[WHAT YOU WILL DO]
Reproduce each of the following lines exactly as it appears, without changing any character.
** START OF RECORDS PROVIDED **
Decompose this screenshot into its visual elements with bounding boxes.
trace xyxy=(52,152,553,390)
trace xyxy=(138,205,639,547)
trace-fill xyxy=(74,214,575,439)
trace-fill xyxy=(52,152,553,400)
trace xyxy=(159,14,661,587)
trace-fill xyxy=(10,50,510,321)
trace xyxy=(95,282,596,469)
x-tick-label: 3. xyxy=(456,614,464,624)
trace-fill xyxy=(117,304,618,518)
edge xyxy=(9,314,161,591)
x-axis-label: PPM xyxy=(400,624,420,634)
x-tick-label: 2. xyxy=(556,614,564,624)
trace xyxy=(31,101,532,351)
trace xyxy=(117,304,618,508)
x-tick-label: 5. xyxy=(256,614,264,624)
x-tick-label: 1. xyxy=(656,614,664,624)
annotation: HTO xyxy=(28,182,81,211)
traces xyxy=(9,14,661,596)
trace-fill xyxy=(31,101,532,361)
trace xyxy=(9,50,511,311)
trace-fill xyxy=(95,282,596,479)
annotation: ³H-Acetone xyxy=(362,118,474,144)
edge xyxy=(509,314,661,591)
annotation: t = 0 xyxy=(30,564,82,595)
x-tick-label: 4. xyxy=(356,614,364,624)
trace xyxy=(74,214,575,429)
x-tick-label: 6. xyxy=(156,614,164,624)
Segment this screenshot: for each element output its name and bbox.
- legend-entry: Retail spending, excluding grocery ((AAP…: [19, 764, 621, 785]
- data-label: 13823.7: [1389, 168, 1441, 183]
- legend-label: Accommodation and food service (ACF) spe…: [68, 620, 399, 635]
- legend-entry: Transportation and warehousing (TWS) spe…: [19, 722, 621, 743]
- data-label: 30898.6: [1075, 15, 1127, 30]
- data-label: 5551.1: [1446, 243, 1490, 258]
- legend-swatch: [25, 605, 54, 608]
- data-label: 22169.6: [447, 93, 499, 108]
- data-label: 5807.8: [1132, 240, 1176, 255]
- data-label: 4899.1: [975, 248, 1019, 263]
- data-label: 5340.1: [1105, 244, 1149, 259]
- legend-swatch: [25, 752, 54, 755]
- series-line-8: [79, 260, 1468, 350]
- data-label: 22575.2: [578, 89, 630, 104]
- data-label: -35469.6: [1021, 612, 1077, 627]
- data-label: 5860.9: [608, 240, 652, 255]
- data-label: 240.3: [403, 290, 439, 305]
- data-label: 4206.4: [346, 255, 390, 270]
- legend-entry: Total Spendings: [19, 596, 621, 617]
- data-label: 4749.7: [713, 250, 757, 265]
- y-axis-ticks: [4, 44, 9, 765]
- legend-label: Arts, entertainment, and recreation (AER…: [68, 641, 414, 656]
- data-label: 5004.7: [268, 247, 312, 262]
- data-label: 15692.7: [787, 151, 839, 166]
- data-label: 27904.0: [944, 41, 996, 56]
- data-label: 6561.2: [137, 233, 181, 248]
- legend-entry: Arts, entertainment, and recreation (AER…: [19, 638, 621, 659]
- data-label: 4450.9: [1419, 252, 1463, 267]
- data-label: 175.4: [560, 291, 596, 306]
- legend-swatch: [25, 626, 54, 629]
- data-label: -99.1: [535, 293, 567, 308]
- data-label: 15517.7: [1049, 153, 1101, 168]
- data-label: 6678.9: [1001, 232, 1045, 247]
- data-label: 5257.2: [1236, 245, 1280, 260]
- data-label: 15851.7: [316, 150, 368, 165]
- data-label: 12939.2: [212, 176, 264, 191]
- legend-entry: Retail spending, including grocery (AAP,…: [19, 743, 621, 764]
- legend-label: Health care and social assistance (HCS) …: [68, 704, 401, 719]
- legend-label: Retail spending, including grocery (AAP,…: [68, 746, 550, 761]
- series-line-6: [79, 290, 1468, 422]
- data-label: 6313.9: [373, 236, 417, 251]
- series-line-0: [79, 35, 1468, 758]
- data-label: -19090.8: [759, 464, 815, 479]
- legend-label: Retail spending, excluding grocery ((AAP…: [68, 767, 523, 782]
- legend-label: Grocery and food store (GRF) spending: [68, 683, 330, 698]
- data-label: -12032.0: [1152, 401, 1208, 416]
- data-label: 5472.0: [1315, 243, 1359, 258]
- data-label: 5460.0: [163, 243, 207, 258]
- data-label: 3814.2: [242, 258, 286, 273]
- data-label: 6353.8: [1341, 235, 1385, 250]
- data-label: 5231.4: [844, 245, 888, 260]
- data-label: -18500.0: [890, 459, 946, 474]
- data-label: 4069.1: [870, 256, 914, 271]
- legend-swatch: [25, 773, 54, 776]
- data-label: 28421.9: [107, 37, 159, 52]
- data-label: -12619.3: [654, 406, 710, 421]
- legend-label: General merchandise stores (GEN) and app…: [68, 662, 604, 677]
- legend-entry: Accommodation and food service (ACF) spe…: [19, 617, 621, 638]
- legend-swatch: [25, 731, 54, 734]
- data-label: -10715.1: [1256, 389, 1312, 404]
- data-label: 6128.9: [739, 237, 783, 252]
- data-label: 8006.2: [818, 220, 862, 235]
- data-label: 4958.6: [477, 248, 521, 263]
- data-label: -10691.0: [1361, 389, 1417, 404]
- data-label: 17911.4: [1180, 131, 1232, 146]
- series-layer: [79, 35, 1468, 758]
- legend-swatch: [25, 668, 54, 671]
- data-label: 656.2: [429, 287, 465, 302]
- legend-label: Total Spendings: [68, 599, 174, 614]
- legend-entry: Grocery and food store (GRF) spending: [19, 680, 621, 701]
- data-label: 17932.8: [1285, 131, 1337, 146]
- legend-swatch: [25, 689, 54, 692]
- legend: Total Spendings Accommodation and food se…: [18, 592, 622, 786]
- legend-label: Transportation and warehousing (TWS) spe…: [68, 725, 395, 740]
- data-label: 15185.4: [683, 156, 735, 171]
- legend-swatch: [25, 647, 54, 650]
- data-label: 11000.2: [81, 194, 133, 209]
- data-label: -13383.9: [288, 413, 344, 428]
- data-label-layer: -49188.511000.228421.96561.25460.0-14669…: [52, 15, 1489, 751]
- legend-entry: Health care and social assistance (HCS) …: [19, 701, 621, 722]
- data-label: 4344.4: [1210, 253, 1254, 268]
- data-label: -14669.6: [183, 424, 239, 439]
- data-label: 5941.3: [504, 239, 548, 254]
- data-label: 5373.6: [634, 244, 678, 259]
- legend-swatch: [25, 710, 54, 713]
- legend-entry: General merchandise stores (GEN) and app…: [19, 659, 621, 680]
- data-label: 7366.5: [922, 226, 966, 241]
** END OF RECORDS PROVIDED **
[WRITTEN RESPONSE]
Decompose this screenshot into its visual elements with bounding boxes.
trace xyxy=(52,152,553,390)
trace xyxy=(138,205,639,547)
trace-fill xyxy=(74,214,575,439)
trace-fill xyxy=(52,152,553,400)
trace xyxy=(159,14,661,587)
trace-fill xyxy=(10,50,510,321)
trace xyxy=(95,282,596,469)
x-tick-label: 3. xyxy=(456,614,464,624)
trace-fill xyxy=(117,304,618,518)
edge xyxy=(9,314,161,591)
x-axis-label: PPM xyxy=(400,624,420,634)
x-tick-label: 2. xyxy=(556,614,564,624)
trace xyxy=(31,101,532,351)
trace xyxy=(117,304,618,508)
x-tick-label: 5. xyxy=(256,614,264,624)
x-tick-label: 1. xyxy=(656,614,664,624)
annotation: HTO xyxy=(28,182,81,211)
traces xyxy=(9,14,661,596)
trace-fill xyxy=(31,101,532,361)
trace xyxy=(9,50,511,311)
trace-fill xyxy=(95,282,596,479)
annotation: ³H-Acetone xyxy=(362,118,474,144)
edge xyxy=(509,314,661,591)
annotation: t = 0 xyxy=(30,564,82,595)
x-tick-label: 4. xyxy=(356,614,364,624)
trace xyxy=(74,214,575,429)
x-tick-label: 6. xyxy=(156,614,164,624)
Segment this screenshot: for each element output its name and bbox.
- legend-entry: Retail spending, excluding grocery ((AAP…: [19, 764, 621, 785]
- data-label: 13823.7: [1389, 168, 1441, 183]
- legend-label: Accommodation and food service (ACF) spe…: [68, 620, 399, 635]
- legend-entry: Transportation and warehousing (TWS) spe…: [19, 722, 621, 743]
- data-label: 30898.6: [1075, 15, 1127, 30]
- data-label: 5551.1: [1446, 243, 1490, 258]
- legend-swatch: [25, 605, 54, 608]
- data-label: 22169.6: [447, 93, 499, 108]
- data-label: 5807.8: [1132, 240, 1176, 255]
- data-label: 4899.1: [975, 248, 1019, 263]
- data-label: 5340.1: [1105, 244, 1149, 259]
- legend-swatch: [25, 752, 54, 755]
- series-line-8: [79, 260, 1468, 350]
- data-label: 22575.2: [578, 89, 630, 104]
- data-label: -35469.6: [1021, 612, 1077, 627]
- data-label: 5860.9: [608, 240, 652, 255]
- data-label: 240.3: [403, 290, 439, 305]
- data-label: 4206.4: [346, 255, 390, 270]
- legend-entry: Total Spendings: [19, 596, 621, 617]
- data-label: 4749.7: [713, 250, 757, 265]
- y-axis-ticks: [4, 44, 9, 765]
- legend-label: Arts, entertainment, and recreation (AER…: [68, 641, 414, 656]
- data-label: 5004.7: [268, 247, 312, 262]
- data-label: 15692.7: [787, 151, 839, 166]
- data-label: 27904.0: [944, 41, 996, 56]
- data-label: 6561.2: [137, 233, 181, 248]
- legend-entry: Arts, entertainment, and recreation (AER…: [19, 638, 621, 659]
- data-label: 4450.9: [1419, 252, 1463, 267]
- data-label: 175.4: [560, 291, 596, 306]
- legend-swatch: [25, 626, 54, 629]
- data-label: -99.1: [535, 293, 567, 308]
- data-label: 15517.7: [1049, 153, 1101, 168]
- data-label: 6678.9: [1001, 232, 1045, 247]
- data-label: 5257.2: [1236, 245, 1280, 260]
- data-label: 15851.7: [316, 150, 368, 165]
- data-label: 12939.2: [212, 176, 264, 191]
- legend-entry: Retail spending, including grocery (AAP,…: [19, 743, 621, 764]
- legend-label: Health care and social assistance (HCS) …: [68, 704, 401, 719]
- legend-label: Retail spending, including grocery (AAP,…: [68, 746, 550, 761]
- series-line-6: [79, 290, 1468, 422]
- data-label: 6313.9: [373, 236, 417, 251]
- series-line-0: [79, 35, 1468, 758]
- data-label: -19090.8: [759, 464, 815, 479]
- legend-label: Retail spending, excluding grocery ((AAP…: [68, 767, 523, 782]
- legend-label: Grocery and food store (GRF) spending: [68, 683, 330, 698]
- data-label: -12032.0: [1152, 401, 1208, 416]
- data-label: 5472.0: [1315, 243, 1359, 258]
- data-label: 5460.0: [163, 243, 207, 258]
- data-label: 3814.2: [242, 258, 286, 273]
- data-label: 6353.8: [1341, 235, 1385, 250]
- data-label: 5231.4: [844, 245, 888, 260]
- data-label: -18500.0: [890, 459, 946, 474]
- data-label: 4069.1: [870, 256, 914, 271]
- legend-swatch: [25, 773, 54, 776]
- data-label: 28421.9: [107, 37, 159, 52]
- data-label: -12619.3: [654, 406, 710, 421]
- legend-label: General merchandise stores (GEN) and app…: [68, 662, 604, 677]
- legend-entry: Accommodation and food service (ACF) spe…: [19, 617, 621, 638]
- legend-swatch: [25, 731, 54, 734]
- data-label: -10715.1: [1256, 389, 1312, 404]
- data-label: 6128.9: [739, 237, 783, 252]
- data-label: 8006.2: [818, 220, 862, 235]
- data-label: 4958.6: [477, 248, 521, 263]
- data-label: -10691.0: [1361, 389, 1417, 404]
- data-label: 17911.4: [1180, 131, 1232, 146]
- series-layer: [79, 35, 1468, 758]
- legend-swatch: [25, 668, 54, 671]
- data-label: 656.2: [429, 287, 465, 302]
- legend-label: Total Spendings: [68, 599, 174, 614]
- legend-entry: Grocery and food store (GRF) spending: [19, 680, 621, 701]
- data-label: 17932.8: [1285, 131, 1337, 146]
- legend-swatch: [25, 689, 54, 692]
- legend: Total Spendings Accommodation and food se…: [18, 592, 622, 786]
- legend-label: Transportation and warehousing (TWS) spe…: [68, 725, 395, 740]
- data-label: 15185.4: [683, 156, 735, 171]
- legend-swatch: [25, 647, 54, 650]
- data-label: 11000.2: [81, 194, 133, 209]
- data-label: -13383.9: [288, 413, 344, 428]
- data-label-layer: -49188.511000.228421.96561.25460.0-14669…: [52, 15, 1489, 751]
- legend-entry: Health care and social assistance (HCS) …: [19, 701, 621, 722]
- data-label: 4344.4: [1210, 253, 1254, 268]
- data-label: -14669.6: [183, 424, 239, 439]
- data-label: 5941.3: [504, 239, 548, 254]
- data-label: 5373.6: [634, 244, 678, 259]
- legend-swatch: [25, 710, 54, 713]
- legend-entry: General merchandise stores (GEN) and app…: [19, 659, 621, 680]
- data-label: 7366.5: [922, 226, 966, 241]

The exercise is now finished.